**Requirement**.
Every line that holds "emit" should be shown.

— start —

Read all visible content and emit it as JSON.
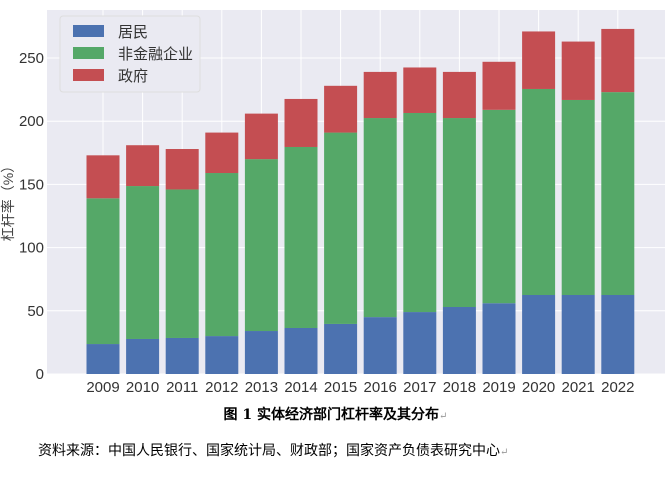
{
  "chart_data": {
    "type": "bar",
    "stacked": true,
    "categories": [
      "2009",
      "2010",
      "2011",
      "2012",
      "2013",
      "2014",
      "2015",
      "2016",
      "2017",
      "2018",
      "2019",
      "2020",
      "2021",
      "2022"
    ],
    "series": [
      {
        "name": "居民",
        "color": "#4c72b0",
        "values": [
          23.7,
          27.7,
          28.5,
          30.0,
          34.0,
          36.4,
          39.6,
          45.0,
          49.0,
          53.0,
          56.0,
          62.5,
          62.5,
          62.5
        ]
      },
      {
        "name": "非金融企业",
        "color": "#55a868",
        "values": [
          115.3,
          121.0,
          117.5,
          129.0,
          136.0,
          143.2,
          151.4,
          157.5,
          157.5,
          149.5,
          153.0,
          163.0,
          154.3,
          160.5
        ]
      },
      {
        "name": "政府",
        "color": "#c44e52",
        "values": [
          34.0,
          32.3,
          32.0,
          32.0,
          36.0,
          38.0,
          37.0,
          36.5,
          36.0,
          36.5,
          38.0,
          45.5,
          46.2,
          50.0
        ]
      }
    ],
    "ylabel": "杠杆率（%）",
    "ylim": [
      0,
      285
    ],
    "yticks": [
      0,
      50,
      100,
      150,
      200,
      250
    ],
    "grid": true,
    "legend": "top-left",
    "background": "#eaeaf2"
  },
  "caption": {
    "title": "图 1  实体经济部门杠杆率及其分布",
    "source": "资料来源：中国人民银行、国家统计局、财政部；国家资产负债表研究中心"
  },
  "marks": {
    "return": "↵"
  }
}
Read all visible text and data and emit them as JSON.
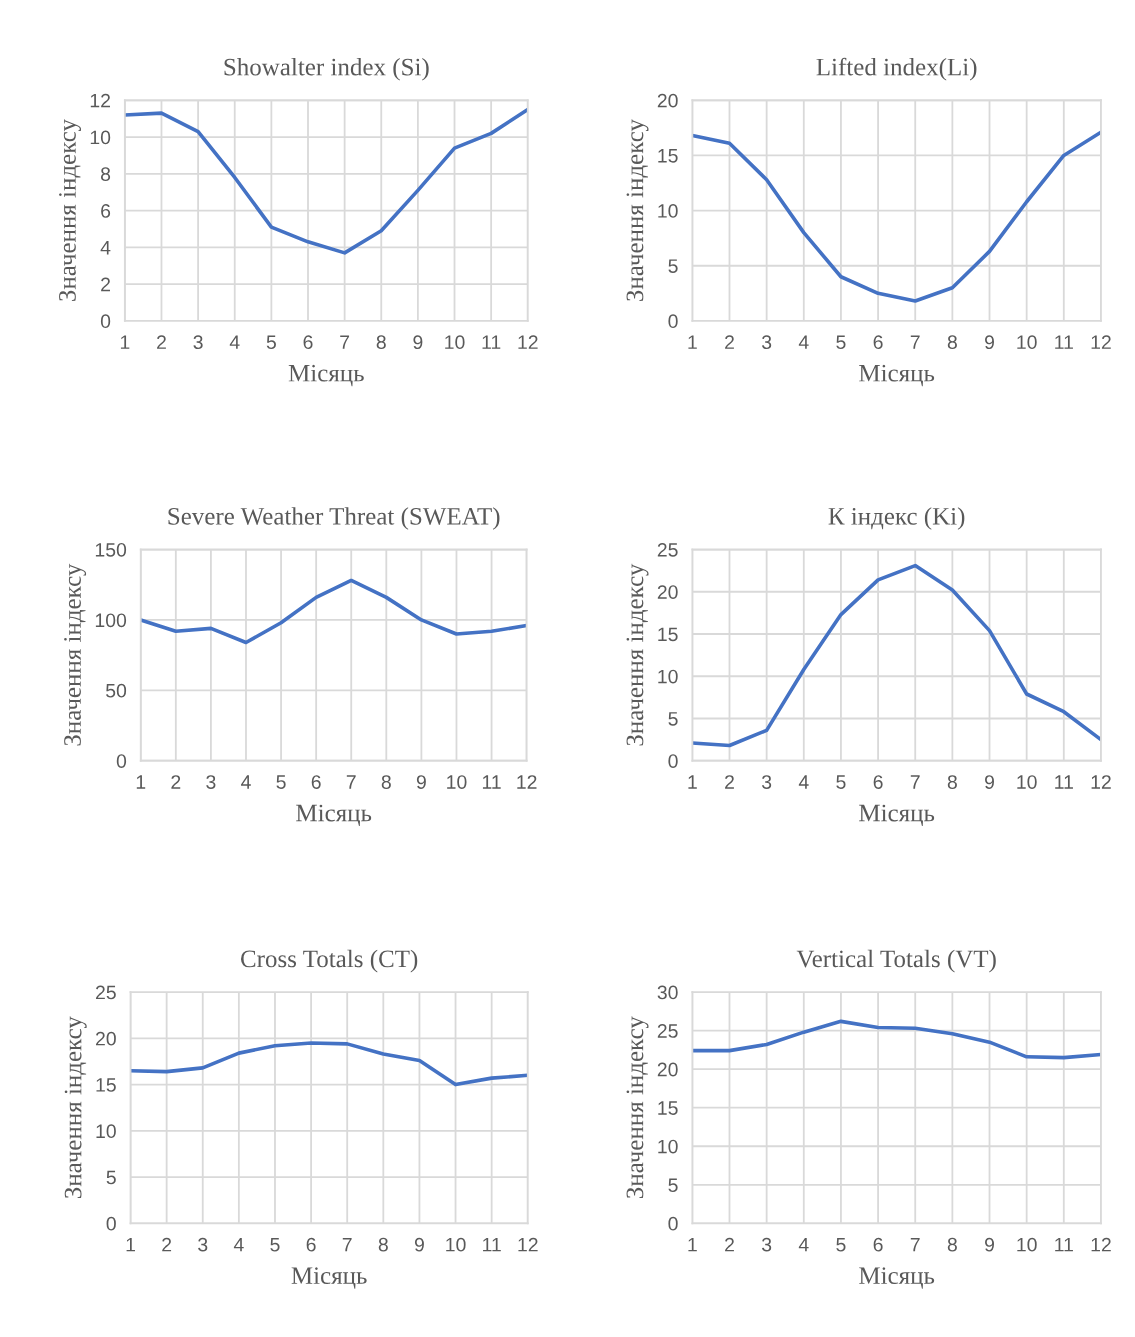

— end —

**Full response**.
Read all visible content and emit it as JSON.
Read all visible text and data and emit them as JSON.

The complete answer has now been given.